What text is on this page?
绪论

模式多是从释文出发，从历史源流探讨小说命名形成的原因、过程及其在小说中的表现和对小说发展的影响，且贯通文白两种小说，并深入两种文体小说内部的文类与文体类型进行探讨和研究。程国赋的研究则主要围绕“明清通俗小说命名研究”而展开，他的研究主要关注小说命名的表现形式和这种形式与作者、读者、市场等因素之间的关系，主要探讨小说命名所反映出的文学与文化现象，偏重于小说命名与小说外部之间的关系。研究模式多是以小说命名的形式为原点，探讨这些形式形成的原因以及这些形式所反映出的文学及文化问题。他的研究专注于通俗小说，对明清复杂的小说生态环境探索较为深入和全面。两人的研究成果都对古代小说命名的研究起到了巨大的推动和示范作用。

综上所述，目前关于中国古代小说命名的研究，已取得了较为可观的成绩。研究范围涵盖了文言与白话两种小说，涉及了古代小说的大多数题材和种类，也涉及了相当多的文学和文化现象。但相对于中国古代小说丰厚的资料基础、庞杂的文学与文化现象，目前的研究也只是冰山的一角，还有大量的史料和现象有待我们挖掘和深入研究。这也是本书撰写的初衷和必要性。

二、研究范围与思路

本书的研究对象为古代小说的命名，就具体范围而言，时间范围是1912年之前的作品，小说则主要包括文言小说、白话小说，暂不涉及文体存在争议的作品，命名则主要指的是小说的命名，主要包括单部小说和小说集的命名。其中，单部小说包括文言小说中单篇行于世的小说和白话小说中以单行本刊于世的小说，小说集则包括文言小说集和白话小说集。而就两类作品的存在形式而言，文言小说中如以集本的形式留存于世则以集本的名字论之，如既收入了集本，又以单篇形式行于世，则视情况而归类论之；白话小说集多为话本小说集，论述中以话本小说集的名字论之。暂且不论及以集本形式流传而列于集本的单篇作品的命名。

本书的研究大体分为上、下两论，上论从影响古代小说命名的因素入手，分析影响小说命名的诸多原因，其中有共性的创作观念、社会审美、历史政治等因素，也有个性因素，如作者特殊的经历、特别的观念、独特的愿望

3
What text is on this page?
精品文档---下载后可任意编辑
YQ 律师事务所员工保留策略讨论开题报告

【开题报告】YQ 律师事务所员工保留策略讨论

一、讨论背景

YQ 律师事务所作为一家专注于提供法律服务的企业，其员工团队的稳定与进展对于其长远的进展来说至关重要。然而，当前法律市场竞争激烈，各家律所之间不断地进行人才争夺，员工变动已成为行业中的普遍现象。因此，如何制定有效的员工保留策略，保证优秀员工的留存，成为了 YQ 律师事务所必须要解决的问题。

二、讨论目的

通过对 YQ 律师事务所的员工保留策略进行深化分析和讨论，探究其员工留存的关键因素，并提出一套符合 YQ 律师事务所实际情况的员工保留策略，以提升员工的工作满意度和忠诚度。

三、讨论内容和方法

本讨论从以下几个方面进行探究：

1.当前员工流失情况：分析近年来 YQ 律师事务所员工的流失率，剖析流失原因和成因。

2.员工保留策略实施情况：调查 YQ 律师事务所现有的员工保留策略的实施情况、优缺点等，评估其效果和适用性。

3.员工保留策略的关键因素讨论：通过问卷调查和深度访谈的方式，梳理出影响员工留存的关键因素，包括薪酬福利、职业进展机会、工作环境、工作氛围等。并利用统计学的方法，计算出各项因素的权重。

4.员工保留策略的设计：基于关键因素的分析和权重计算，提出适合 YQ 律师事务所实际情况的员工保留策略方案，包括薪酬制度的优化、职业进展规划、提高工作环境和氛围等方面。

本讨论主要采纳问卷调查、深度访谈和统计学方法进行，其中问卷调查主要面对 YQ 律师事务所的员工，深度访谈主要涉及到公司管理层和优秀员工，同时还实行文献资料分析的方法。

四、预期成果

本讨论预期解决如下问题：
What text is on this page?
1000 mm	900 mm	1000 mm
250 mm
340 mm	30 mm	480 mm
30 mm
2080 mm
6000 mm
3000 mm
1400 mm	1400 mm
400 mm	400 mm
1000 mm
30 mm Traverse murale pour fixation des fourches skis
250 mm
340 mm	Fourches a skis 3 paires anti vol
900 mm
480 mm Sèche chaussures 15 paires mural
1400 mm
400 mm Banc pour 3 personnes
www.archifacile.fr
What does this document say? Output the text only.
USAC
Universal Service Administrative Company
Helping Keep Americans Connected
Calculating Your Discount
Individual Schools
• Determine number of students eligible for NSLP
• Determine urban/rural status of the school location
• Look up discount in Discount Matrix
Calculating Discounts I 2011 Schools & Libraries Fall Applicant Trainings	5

▶ [STATED PROBLEM]
Only a number is wanted: how many lines of the material include the word "Schools".

▶ [WORKED SOLUTION]
2